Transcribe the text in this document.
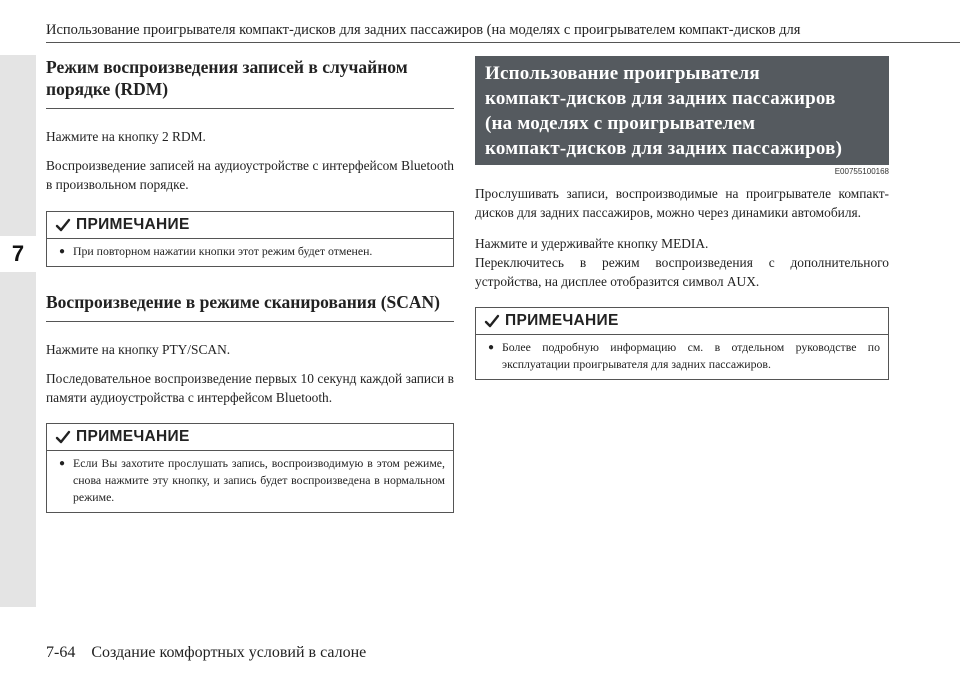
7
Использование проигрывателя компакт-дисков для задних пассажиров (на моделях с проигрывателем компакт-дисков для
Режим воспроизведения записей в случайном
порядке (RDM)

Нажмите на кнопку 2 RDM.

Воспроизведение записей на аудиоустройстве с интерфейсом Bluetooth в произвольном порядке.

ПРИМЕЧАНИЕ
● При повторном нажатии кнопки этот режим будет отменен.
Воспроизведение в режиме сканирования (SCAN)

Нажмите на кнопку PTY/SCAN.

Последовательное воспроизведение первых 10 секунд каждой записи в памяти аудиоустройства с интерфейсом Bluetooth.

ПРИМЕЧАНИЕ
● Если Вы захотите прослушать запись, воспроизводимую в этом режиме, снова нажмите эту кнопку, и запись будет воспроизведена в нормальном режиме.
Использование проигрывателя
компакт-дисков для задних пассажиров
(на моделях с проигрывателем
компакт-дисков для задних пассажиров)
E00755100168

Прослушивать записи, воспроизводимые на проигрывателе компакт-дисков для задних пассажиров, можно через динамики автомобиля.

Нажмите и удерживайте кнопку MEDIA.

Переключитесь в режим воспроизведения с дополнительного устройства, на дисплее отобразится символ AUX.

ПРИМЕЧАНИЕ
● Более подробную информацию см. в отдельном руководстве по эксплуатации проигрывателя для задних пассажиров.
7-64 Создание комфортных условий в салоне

---

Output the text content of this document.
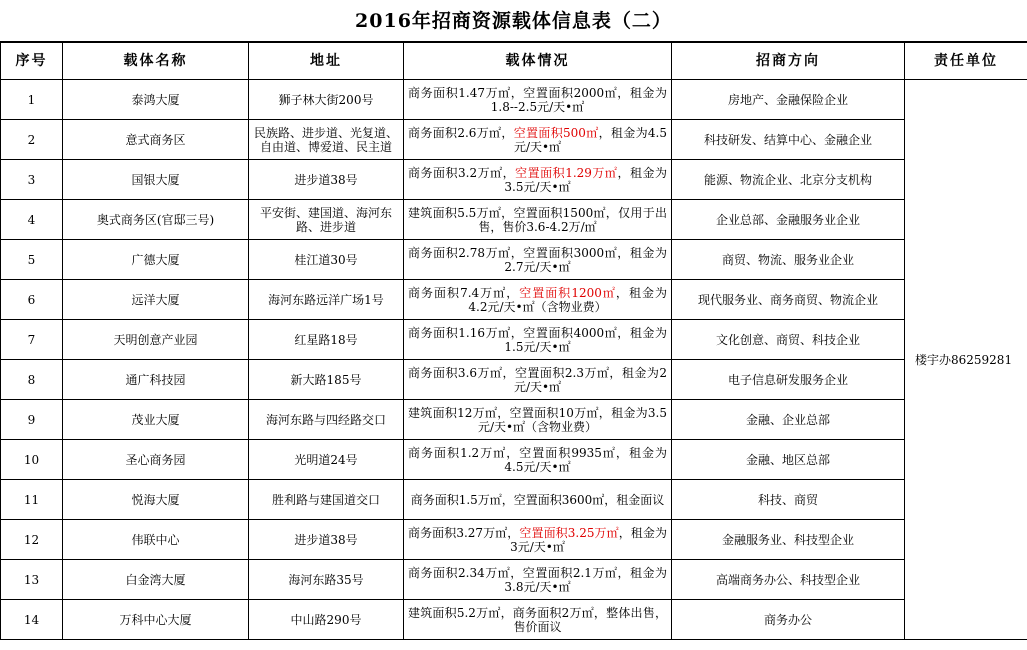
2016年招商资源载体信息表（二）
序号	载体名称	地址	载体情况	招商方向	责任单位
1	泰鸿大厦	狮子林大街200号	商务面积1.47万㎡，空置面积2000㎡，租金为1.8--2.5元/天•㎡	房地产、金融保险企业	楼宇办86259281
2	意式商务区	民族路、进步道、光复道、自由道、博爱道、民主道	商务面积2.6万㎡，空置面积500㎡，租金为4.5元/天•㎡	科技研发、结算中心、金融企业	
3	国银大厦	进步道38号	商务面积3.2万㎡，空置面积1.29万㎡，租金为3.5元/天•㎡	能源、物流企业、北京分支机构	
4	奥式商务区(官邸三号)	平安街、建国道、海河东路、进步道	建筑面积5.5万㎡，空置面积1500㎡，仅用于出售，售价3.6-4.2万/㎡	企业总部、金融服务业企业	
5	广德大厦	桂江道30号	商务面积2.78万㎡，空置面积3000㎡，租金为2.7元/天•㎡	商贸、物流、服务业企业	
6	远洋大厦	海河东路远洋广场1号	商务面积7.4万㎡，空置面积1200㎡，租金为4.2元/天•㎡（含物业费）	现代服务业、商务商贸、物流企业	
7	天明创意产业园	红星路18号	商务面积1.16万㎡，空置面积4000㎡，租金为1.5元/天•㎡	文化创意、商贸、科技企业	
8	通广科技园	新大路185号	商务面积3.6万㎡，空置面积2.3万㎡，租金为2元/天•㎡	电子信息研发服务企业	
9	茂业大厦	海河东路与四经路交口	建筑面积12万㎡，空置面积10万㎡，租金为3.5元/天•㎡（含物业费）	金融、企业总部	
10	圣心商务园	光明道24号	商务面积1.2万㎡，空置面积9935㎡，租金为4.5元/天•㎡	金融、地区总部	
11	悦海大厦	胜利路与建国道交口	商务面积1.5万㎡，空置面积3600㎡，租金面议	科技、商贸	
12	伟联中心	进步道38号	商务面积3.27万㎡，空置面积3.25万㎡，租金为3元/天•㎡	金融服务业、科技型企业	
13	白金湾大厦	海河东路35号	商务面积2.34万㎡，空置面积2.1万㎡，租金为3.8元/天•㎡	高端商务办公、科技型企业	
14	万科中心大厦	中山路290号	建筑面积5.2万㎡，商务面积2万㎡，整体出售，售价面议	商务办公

◆ **WHAT THE TASK REQUIRES**
Find every line in the entries that includes the word "Bluetooth", then state how many there are and nothing else.

◆ **WRITTEN REPLY**
2